EXCERPT ->
-----

Just as an aside, it’s no surprise, then, that in an increasingly diverse society, when the traditional forms of church are collapsing, and society is expressing in law a more progressive social morality than is held by the institutional churches, the leaders of the almost entirely patriarchal churches are working so hard to maintain their privileged control over life, sex and death issues, now commonly referred to in Australian public debate as ‘religious freedom’.

The prophetic vision of Isaiah holds no such distinction between private religion and public politics, between faithful living and the politics of the nation. It’s a challenge to us, especially in the political and social context I’ve described, that Isaiah’s vision of a king filled with wisdom and insight was a public, political and spiritual vision. It is a vision for a future imbued with the transcendent power and presence of God reaching into the worldliness of law, politics, economics and ecology.

There is no ‘religion’ separate from the rest of life here; no religion and politics, no spiritual thirst separate from the thirst for social and economic justice. There is just life infused with the justice and peace of God.

With the breath of God enlivening him with wisdom and insight, the new king will not be moved or influenced by power or wealth (those things most easily seen and heard), but by righteousness and faithfulness to God. And God will be seen in justice delivered for those who are poor, and those whose voices are not heard, ‘the meek’. And God will be seen in the consequences dealt to the wicked, those who, the great biblical theologian Walter Brueggemann says, have violated the vision of equity and justice.

This new king will change the nature of creation. Imbued with the breath of God, he will overcome violence and brutality and transform all relationships of hostility. Through the vision of wolves lying with lambs, cows and lions living together, children with no fear of snakes, Isaiah is declaring a king who will create, as Brueggemann says, ‘new historical possibility where none was available’.[1] This will be the Prince of Peace and he is coming to transform the world.

God’s transformation through the shoot that springs from the dead stump of Jesse will be total. It will be personal, religious, political, economic, ecological.

In the last week of Advent, in this land of privatised religion, casually corrupted politics and impoverished public debate, we are challenged to break down the compartments we have constructed between religion and politics, faith and culture.

The Christian faith looks to Jesus as the one who most embodied this: the most holistic and expansive of visions for the reconciliation of all that is in the world, and the world with God. As it turns out, the gospel has very little to do with regulating people’s bodies and everything to do with challenging injustice and violence. In Jesus’ execution, we see just how profoundly he challenged the social, religious and political order of his day.

Christians believe that we are called to spread the good news of Jesus. This news is about personal transformation but it’s not at all a private matter. It is profoundly public and deeply political. It is the good news for all, and especially for those are marginalised, oppressed and beaten. It is the good news of social inclusion, economic justice, ecological flourishing and peace among all creation. It is the good news of the coming of the Prince of Peace.

May the spirit of God rest on us too, that we may live with wisdom and insight, standing for all that is good and true and just in this world, glimpses and reflections of the hope and peace given to us in the coming of Jesus the Christ. Amen.

-----

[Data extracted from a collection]
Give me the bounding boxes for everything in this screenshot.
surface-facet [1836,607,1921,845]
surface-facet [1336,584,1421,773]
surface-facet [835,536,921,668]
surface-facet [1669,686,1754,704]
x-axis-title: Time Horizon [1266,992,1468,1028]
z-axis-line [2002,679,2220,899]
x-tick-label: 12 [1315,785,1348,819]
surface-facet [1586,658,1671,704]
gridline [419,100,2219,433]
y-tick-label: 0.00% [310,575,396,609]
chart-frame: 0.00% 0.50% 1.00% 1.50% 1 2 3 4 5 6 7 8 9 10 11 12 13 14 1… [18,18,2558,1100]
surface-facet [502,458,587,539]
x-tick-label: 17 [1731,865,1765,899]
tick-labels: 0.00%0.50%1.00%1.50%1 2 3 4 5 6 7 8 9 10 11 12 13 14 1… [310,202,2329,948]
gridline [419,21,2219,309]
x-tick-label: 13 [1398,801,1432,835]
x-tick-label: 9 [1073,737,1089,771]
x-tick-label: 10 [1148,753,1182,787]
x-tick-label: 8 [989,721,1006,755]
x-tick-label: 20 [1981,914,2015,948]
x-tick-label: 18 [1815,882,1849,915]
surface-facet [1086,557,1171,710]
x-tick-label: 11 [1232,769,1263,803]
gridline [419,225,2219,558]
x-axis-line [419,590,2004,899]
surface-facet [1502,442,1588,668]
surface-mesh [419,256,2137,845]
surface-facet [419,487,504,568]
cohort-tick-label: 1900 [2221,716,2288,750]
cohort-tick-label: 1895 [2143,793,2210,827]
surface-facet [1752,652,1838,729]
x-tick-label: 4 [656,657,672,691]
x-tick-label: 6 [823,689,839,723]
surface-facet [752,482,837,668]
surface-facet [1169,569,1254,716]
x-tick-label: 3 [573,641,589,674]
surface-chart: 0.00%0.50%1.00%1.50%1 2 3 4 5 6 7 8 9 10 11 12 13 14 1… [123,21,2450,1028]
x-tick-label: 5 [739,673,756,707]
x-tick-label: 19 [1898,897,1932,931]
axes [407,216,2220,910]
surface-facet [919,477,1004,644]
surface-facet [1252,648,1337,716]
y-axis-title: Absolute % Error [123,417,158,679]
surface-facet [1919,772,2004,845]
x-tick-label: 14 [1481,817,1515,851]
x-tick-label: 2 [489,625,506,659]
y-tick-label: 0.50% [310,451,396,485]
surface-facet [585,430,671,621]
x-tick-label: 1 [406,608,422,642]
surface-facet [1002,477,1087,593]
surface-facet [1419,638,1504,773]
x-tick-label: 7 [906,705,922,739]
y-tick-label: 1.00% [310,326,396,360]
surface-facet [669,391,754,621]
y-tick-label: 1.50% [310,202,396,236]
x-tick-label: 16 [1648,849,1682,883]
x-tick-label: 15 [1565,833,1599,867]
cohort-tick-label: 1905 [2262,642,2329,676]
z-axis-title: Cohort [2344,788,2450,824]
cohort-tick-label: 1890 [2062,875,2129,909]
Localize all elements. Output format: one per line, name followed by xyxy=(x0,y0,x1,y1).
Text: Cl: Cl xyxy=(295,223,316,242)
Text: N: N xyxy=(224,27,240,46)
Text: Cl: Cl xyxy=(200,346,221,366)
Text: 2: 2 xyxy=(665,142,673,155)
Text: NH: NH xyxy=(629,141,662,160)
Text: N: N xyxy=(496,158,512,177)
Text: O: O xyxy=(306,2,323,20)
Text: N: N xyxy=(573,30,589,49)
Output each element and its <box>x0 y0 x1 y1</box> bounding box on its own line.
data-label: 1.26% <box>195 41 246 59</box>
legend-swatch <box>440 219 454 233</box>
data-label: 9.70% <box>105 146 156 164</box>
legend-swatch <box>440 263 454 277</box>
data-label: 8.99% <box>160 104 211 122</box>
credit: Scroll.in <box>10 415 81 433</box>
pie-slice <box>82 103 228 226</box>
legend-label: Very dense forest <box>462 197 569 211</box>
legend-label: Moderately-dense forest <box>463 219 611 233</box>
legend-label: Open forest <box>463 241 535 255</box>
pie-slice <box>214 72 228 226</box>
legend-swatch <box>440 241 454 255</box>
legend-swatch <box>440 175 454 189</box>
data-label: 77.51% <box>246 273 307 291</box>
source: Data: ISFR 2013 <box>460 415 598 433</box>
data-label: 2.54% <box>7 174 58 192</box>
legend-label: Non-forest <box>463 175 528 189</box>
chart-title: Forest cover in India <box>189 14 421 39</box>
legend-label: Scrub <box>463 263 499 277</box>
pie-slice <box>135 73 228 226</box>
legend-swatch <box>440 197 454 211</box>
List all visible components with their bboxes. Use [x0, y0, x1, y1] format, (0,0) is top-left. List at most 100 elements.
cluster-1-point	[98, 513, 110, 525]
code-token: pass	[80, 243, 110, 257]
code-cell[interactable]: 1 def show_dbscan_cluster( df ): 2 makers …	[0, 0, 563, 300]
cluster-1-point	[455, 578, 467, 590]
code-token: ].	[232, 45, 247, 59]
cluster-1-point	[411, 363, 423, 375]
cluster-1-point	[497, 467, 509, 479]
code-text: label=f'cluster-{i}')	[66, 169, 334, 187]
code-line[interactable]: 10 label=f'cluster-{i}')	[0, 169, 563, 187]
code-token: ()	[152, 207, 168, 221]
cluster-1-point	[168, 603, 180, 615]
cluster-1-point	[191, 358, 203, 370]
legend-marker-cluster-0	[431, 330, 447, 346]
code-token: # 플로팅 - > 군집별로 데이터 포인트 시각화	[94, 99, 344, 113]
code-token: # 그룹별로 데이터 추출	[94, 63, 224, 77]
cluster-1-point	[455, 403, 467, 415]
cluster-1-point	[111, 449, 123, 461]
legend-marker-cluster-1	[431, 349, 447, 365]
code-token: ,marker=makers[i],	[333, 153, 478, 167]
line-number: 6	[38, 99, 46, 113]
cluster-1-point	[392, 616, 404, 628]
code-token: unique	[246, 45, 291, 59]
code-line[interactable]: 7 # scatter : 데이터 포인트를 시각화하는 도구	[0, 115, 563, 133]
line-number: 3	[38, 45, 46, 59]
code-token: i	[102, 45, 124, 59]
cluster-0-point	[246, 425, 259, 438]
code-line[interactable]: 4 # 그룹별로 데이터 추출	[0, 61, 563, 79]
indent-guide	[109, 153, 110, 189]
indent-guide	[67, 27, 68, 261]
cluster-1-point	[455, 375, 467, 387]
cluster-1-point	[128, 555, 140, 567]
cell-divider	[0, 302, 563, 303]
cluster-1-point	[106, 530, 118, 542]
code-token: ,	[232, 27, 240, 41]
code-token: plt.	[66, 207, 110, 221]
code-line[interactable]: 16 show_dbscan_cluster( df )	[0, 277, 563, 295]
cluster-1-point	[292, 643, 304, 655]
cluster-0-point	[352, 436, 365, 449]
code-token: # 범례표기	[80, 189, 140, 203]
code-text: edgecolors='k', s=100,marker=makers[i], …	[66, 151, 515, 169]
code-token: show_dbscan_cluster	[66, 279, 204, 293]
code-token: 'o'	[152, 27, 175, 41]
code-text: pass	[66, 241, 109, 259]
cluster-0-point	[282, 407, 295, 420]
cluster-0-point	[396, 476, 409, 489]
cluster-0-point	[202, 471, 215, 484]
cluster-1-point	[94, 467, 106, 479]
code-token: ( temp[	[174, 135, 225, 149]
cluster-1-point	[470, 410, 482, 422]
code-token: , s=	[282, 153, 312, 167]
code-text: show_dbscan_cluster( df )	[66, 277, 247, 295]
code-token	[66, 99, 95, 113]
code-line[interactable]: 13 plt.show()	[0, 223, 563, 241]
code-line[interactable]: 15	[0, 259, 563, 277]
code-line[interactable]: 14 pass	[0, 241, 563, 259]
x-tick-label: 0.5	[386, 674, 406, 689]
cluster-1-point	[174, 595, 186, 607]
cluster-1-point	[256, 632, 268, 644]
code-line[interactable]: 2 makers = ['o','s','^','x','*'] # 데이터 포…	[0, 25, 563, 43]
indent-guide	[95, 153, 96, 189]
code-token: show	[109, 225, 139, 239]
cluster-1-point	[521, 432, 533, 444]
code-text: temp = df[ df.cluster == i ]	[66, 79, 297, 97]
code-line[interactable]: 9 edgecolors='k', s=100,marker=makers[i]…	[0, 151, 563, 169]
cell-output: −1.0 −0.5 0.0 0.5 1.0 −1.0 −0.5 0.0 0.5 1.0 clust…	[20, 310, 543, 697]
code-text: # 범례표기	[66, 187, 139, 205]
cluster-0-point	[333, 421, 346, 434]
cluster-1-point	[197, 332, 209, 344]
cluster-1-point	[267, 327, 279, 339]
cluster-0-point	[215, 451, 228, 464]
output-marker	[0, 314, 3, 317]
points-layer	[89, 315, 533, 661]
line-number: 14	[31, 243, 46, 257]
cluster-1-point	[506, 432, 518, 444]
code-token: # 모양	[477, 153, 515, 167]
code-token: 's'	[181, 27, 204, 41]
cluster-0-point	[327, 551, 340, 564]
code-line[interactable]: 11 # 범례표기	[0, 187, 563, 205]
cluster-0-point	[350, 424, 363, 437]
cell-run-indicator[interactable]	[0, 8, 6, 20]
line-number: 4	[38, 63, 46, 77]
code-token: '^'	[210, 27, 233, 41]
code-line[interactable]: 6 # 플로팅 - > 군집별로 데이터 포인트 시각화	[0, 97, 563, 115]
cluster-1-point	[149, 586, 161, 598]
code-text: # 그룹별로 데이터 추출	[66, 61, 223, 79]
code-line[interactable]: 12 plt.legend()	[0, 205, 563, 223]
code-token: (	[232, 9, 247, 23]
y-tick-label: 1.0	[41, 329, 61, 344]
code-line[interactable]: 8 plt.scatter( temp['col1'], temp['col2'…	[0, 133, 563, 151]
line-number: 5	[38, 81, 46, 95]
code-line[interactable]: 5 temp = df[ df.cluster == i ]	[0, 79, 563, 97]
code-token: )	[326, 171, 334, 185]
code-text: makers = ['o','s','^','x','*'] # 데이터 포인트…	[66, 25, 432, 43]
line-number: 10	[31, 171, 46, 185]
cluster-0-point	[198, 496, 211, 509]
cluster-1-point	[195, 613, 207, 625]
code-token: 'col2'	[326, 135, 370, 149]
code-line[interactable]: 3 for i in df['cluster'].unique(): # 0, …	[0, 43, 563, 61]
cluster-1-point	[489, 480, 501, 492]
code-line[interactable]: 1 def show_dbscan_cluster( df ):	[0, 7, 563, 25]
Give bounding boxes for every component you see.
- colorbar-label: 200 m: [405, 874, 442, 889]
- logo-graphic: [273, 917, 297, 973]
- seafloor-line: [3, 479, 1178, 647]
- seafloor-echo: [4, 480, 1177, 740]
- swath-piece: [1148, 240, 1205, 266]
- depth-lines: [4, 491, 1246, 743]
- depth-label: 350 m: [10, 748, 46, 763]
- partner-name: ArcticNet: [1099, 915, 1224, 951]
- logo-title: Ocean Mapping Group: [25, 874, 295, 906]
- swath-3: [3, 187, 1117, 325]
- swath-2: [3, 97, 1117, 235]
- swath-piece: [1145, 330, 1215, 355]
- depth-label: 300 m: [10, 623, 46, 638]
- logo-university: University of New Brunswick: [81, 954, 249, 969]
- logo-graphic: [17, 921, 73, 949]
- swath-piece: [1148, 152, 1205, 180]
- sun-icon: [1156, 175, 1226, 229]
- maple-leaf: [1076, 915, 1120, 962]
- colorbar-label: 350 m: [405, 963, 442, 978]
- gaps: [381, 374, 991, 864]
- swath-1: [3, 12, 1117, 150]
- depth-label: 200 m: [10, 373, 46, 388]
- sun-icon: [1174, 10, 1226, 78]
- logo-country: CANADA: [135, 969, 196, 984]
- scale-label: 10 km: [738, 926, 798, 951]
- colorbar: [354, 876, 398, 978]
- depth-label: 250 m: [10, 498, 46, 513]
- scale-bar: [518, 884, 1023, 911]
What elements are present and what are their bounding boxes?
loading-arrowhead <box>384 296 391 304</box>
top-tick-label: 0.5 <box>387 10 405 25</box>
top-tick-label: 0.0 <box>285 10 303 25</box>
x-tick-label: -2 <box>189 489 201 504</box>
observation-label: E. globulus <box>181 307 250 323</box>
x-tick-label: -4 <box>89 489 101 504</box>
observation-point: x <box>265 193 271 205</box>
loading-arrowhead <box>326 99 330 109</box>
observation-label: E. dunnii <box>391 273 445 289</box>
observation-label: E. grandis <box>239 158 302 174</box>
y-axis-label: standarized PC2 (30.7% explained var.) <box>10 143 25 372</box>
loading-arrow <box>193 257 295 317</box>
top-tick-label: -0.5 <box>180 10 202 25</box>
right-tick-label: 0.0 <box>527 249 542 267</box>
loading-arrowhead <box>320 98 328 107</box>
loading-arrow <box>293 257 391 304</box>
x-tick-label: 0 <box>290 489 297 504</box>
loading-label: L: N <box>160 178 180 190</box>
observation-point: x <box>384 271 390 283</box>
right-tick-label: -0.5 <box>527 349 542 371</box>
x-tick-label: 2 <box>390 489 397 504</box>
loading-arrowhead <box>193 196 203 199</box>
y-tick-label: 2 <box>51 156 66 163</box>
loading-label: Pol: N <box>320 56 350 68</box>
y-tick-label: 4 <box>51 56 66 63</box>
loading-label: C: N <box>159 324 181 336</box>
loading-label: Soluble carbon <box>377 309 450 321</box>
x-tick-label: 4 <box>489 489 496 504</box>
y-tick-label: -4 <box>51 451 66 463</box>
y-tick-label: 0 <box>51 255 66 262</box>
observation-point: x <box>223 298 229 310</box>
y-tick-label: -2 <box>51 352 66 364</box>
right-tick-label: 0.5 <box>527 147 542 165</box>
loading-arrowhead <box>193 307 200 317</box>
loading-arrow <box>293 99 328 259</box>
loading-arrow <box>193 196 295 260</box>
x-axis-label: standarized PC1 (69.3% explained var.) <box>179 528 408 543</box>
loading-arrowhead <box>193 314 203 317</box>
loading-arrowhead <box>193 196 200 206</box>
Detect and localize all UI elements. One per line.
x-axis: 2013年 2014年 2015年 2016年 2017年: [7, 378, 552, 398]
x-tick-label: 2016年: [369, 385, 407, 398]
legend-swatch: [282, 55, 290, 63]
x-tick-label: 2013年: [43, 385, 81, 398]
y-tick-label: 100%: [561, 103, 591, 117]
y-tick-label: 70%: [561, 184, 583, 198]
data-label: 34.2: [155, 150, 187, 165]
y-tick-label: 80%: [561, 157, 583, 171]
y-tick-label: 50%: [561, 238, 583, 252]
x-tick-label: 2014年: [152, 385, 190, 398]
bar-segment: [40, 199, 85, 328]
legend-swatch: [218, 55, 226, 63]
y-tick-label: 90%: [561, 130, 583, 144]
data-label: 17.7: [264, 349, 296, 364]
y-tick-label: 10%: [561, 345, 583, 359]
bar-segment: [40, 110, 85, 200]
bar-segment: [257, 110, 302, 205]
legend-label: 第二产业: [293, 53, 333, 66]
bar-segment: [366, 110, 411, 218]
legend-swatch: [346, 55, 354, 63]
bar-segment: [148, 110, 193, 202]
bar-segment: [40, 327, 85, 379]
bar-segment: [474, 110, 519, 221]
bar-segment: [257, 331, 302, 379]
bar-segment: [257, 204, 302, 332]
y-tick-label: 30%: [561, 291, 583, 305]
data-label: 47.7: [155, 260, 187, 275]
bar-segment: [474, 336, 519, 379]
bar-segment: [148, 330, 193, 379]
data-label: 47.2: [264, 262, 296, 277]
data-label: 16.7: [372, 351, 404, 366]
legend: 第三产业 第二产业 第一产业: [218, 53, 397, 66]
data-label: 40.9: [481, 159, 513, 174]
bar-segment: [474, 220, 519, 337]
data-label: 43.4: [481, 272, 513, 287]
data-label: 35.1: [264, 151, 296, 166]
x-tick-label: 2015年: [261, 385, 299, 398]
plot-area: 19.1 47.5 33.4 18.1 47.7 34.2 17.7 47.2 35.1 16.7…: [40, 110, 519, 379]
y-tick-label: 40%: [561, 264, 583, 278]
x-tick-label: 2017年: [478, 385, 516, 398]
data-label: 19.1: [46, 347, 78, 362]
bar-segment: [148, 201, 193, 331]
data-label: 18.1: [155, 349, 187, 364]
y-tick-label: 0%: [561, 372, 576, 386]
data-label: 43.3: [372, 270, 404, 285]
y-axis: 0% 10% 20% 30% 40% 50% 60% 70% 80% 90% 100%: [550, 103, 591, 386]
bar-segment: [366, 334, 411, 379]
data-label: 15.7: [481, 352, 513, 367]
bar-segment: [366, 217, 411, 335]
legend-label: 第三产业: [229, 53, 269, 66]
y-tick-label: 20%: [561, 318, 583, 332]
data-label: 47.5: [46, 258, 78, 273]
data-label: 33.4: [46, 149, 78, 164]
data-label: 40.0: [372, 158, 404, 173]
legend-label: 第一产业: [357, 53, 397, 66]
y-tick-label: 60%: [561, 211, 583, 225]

-----

PROBLEMS TO WORK ON ->
**a)** List every animal named in the Isaiah passage.
**b)** Reproduce the Isaiah passage from "This new king" to "transform the world.".
Draw only on the Isaiah passage when responding.

SOLUTIONS TO THE PROBLEMS ->
**a)** wolves, lambs, cows, lions, snakes

**b)**
This new king will change the nature of creation. Imbued with the breath of God, he will overcome violence and brutality and transform all relationships of hostility. Through the vision of wolves lying with lambs, cows and lions living together, children with no fear of snakes, Isaiah is declaring a king who will create, as Brueggemann says, ‘new historical possibility where none was available’.[1] This will be the Prince of Peace and he is coming to transform the world.